[Records about charts and figures]
────────────────────────────────────────

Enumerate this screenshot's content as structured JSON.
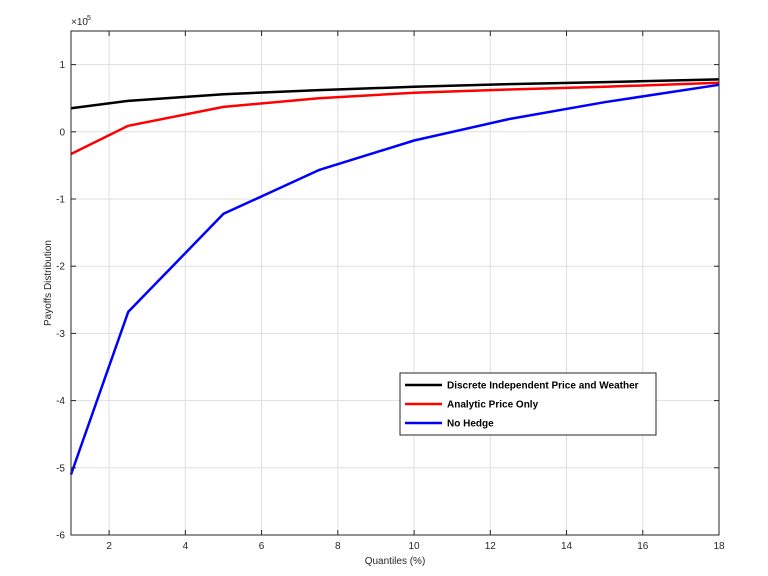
{
  "chart_data": {
    "type": "line",
    "xlabel": "Quantiles (%)",
    "ylabel": "Payoffs Distribution",
    "y_multiplier_label": "×10",
    "y_multiplier_exponent": "5",
    "xlim": [
      1,
      18
    ],
    "ylim": [
      -6,
      1.5
    ],
    "xticks": [
      2,
      4,
      6,
      8,
      10,
      12,
      14,
      16,
      18
    ],
    "yticks": [
      -6,
      -5,
      -4,
      -3,
      -2,
      -1,
      0,
      1
    ],
    "grid": true,
    "legend_position": "lower-right",
    "series": [
      {
        "name": "Discrete Independent Price and Weather",
        "color": "#000000",
        "x": [
          1,
          2.5,
          5,
          7.5,
          10,
          12.5,
          15,
          18
        ],
        "y": [
          0.35,
          0.46,
          0.56,
          0.62,
          0.67,
          0.71,
          0.74,
          0.78
        ]
      },
      {
        "name": "Analytic Price Only",
        "color": "#ff0000",
        "x": [
          1,
          2.5,
          5,
          7.5,
          10,
          12.5,
          15,
          18
        ],
        "y": [
          -0.33,
          0.09,
          0.37,
          0.5,
          0.58,
          0.63,
          0.67,
          0.73
        ]
      },
      {
        "name": "No Hedge",
        "color": "#0000ff",
        "x": [
          1,
          2.5,
          5,
          7.5,
          10,
          12.5,
          15,
          18
        ],
        "y": [
          -5.1,
          -2.68,
          -1.22,
          -0.57,
          -0.13,
          0.19,
          0.44,
          0.7
        ]
      }
    ]
  }
}
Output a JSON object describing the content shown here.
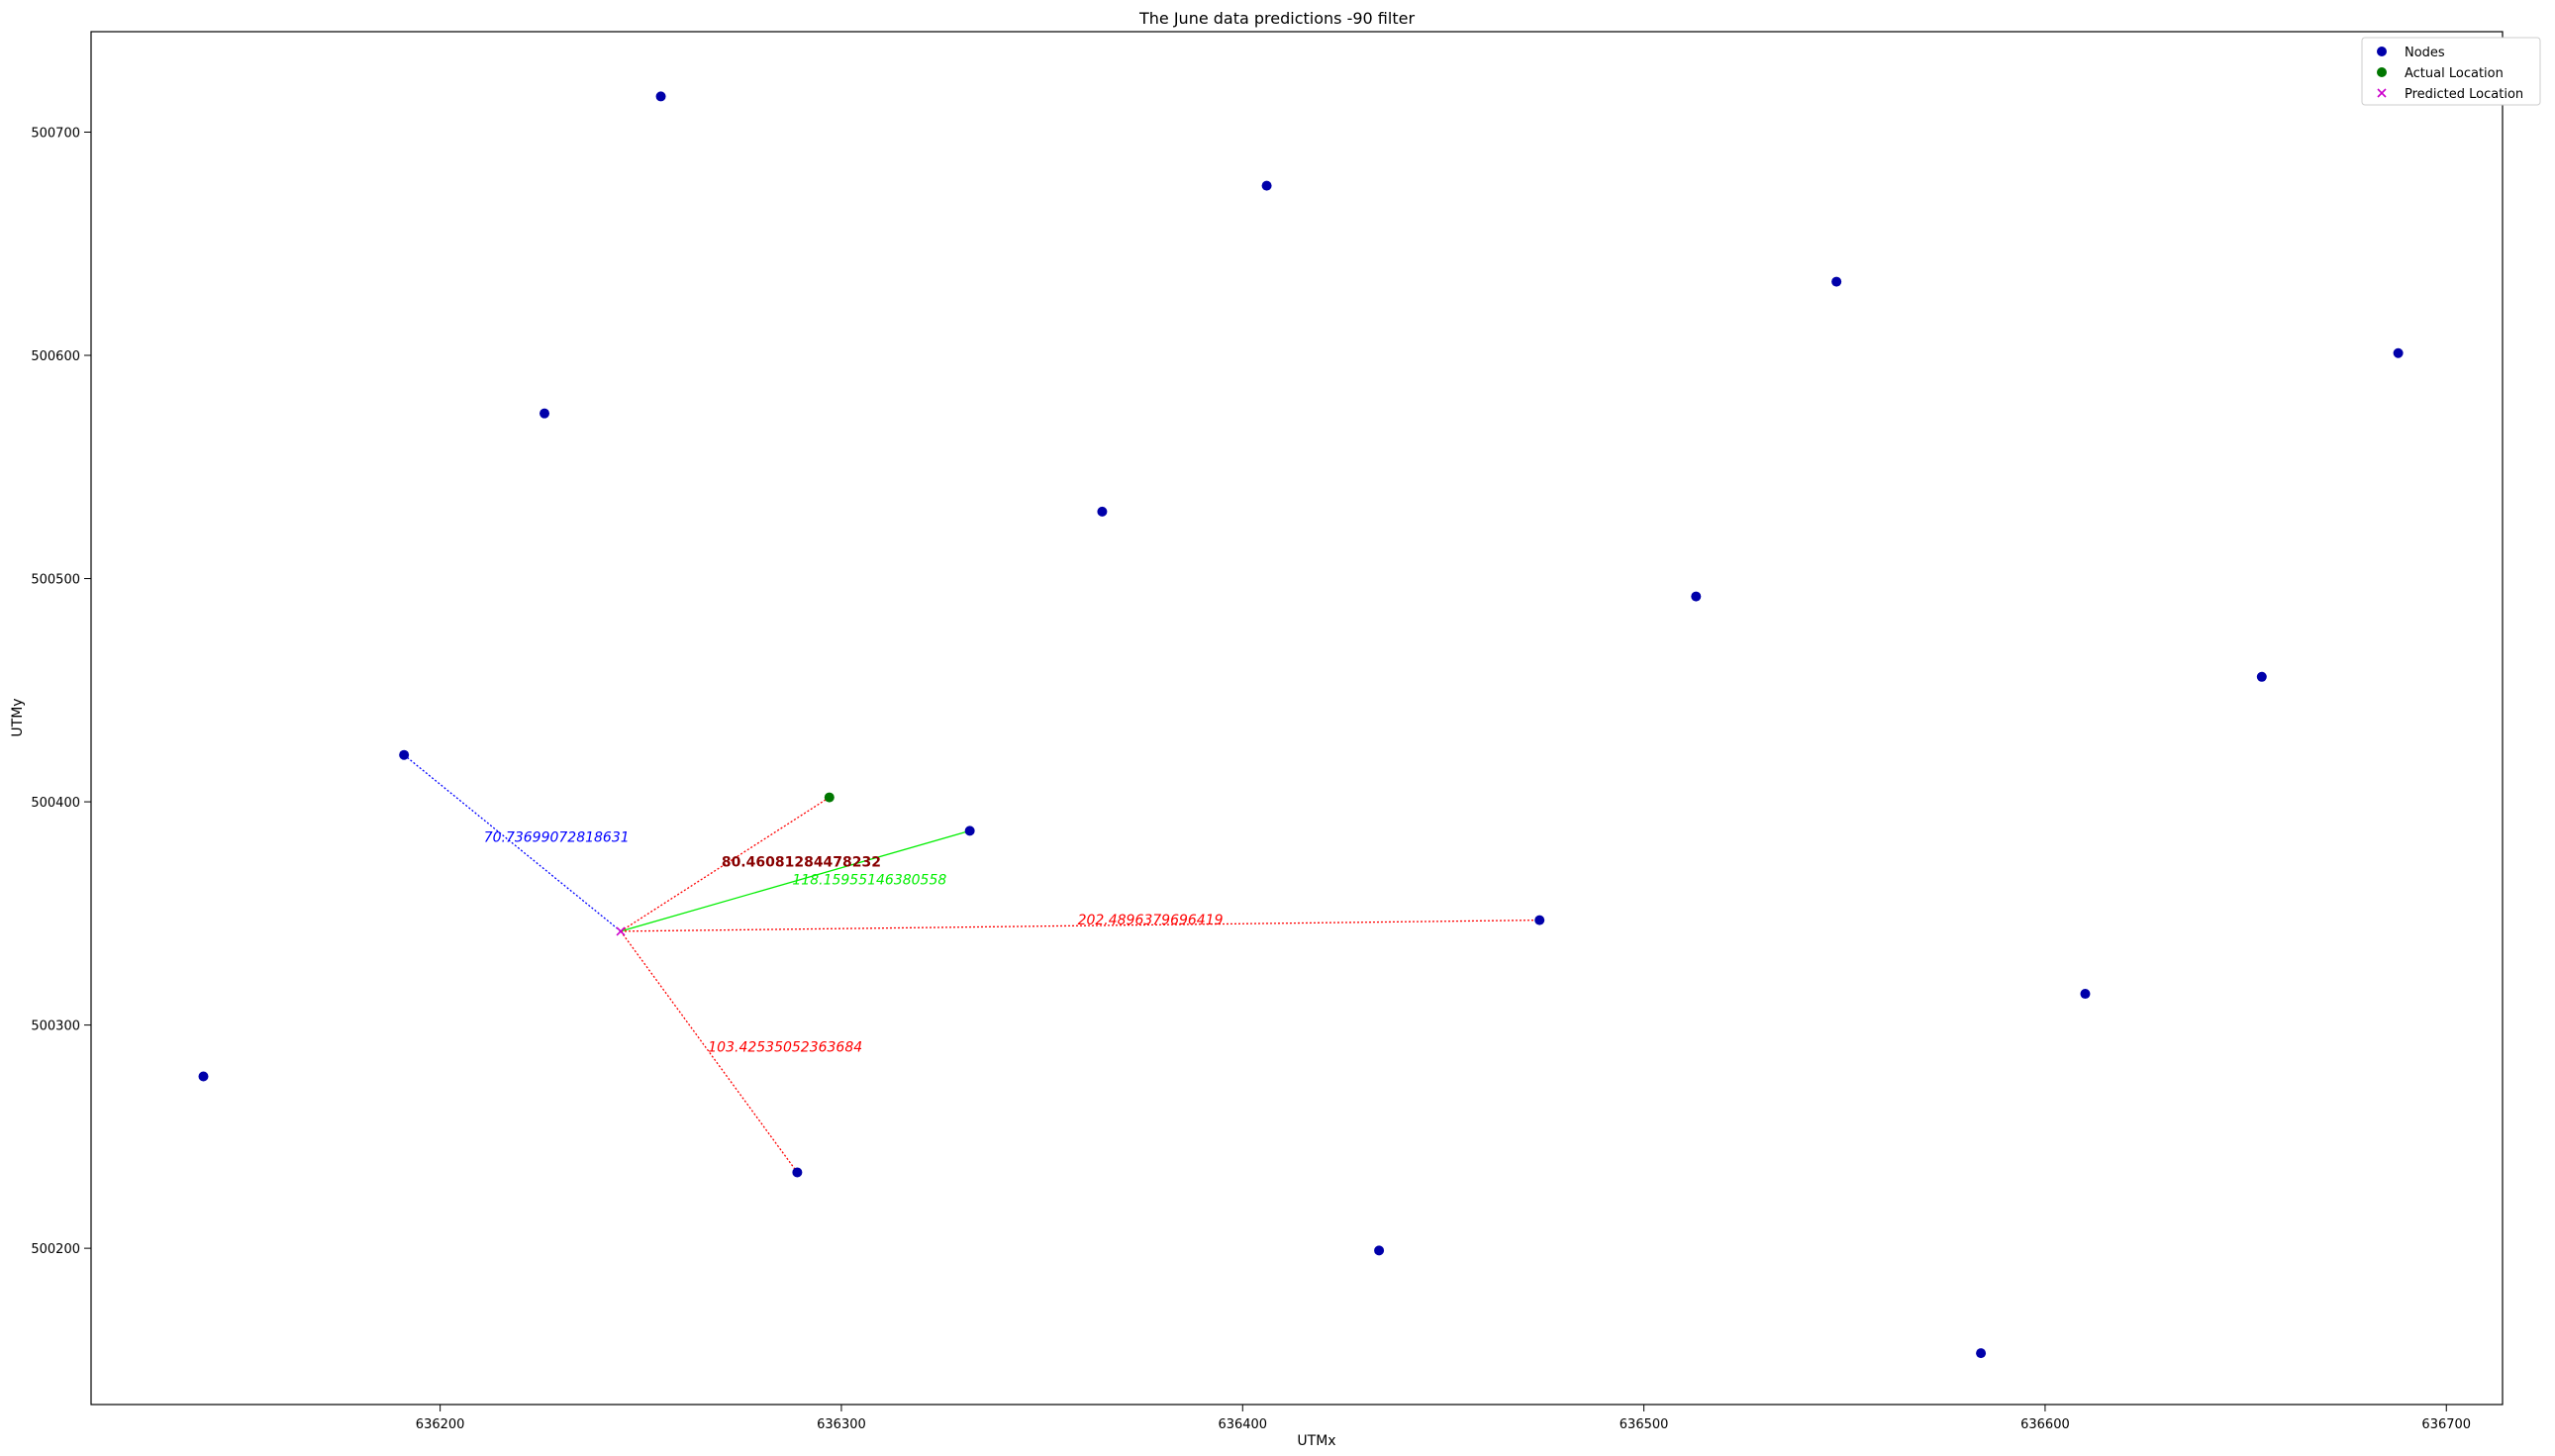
{
  "chart_data": {
    "type": "scatter",
    "title": "The June data predictions -90 filter",
    "xlabel": "UTMx",
    "ylabel": "UTMy",
    "xlim": [
      636113,
      636714
    ],
    "ylim": [
      500130,
      500745
    ],
    "xticks": [
      636200,
      636300,
      636400,
      636500,
      636600,
      636700
    ],
    "yticks": [
      500200,
      500300,
      500400,
      500500,
      500600,
      500700
    ],
    "legend": {
      "placement": "top-right",
      "entries": [
        {
          "label": "Nodes",
          "marker": "circle",
          "color": "#0000aa"
        },
        {
          "label": "Actual Location",
          "marker": "circle",
          "color": "#007700"
        },
        {
          "label": "Predicted Location",
          "marker": "x",
          "color": "#cc00cc"
        }
      ]
    },
    "series": [
      {
        "name": "Nodes",
        "color": "#0000aa",
        "points": [
          [
            636255,
            500716
          ],
          [
            636226,
            500574
          ],
          [
            636191,
            500421
          ],
          [
            636141,
            500277
          ],
          [
            636406,
            500676
          ],
          [
            636365,
            500530
          ],
          [
            636332,
            500387
          ],
          [
            636289,
            500234
          ],
          [
            636434,
            500199
          ],
          [
            636474,
            500347
          ],
          [
            636548,
            500633
          ],
          [
            636513,
            500492
          ],
          [
            636584,
            500153
          ],
          [
            636610,
            500314
          ],
          [
            636654,
            500456
          ],
          [
            636688,
            500601
          ]
        ]
      },
      {
        "name": "Actual Location",
        "color": "#007700",
        "points": [
          [
            636297,
            500402
          ]
        ]
      },
      {
        "name": "Predicted Location",
        "color": "#cc00cc",
        "points": [
          [
            636245,
            500342
          ]
        ]
      }
    ],
    "connections": [
      {
        "from": [
          636245,
          500342
        ],
        "to": [
          636191,
          500421
        ],
        "color": "#0000ff",
        "style": "dotted",
        "label": "70.73699072818631",
        "label_at": [
          636229,
          500382
        ],
        "bold": false
      },
      {
        "from": [
          636245,
          500342
        ],
        "to": [
          636297,
          500402
        ],
        "color": "#ff0000",
        "style": "dotted",
        "label": "80.46081284478232",
        "label_at": [
          636290,
          500371
        ],
        "bold": true
      },
      {
        "from": [
          636245,
          500342
        ],
        "to": [
          636332,
          500387
        ],
        "color": "#00ee00",
        "style": "solid",
        "label": "118.15955146380558",
        "label_at": [
          636307,
          500363
        ],
        "bold": false
      },
      {
        "from": [
          636245,
          500342
        ],
        "to": [
          636474,
          500347
        ],
        "color": "#ff0000",
        "style": "dotted",
        "label": "202.4896379696419",
        "label_at": [
          636377,
          500345
        ],
        "bold": false
      },
      {
        "from": [
          636245,
          500342
        ],
        "to": [
          636289,
          500234
        ],
        "color": "#ff0000",
        "style": "dotted",
        "label": "103.42535052363684",
        "label_at": [
          636286,
          500288
        ],
        "bold": false
      }
    ]
  }
}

────────────────────────────────────────

Count the lines in the material above where the string "right" appears, then state only that count.

• Reply
2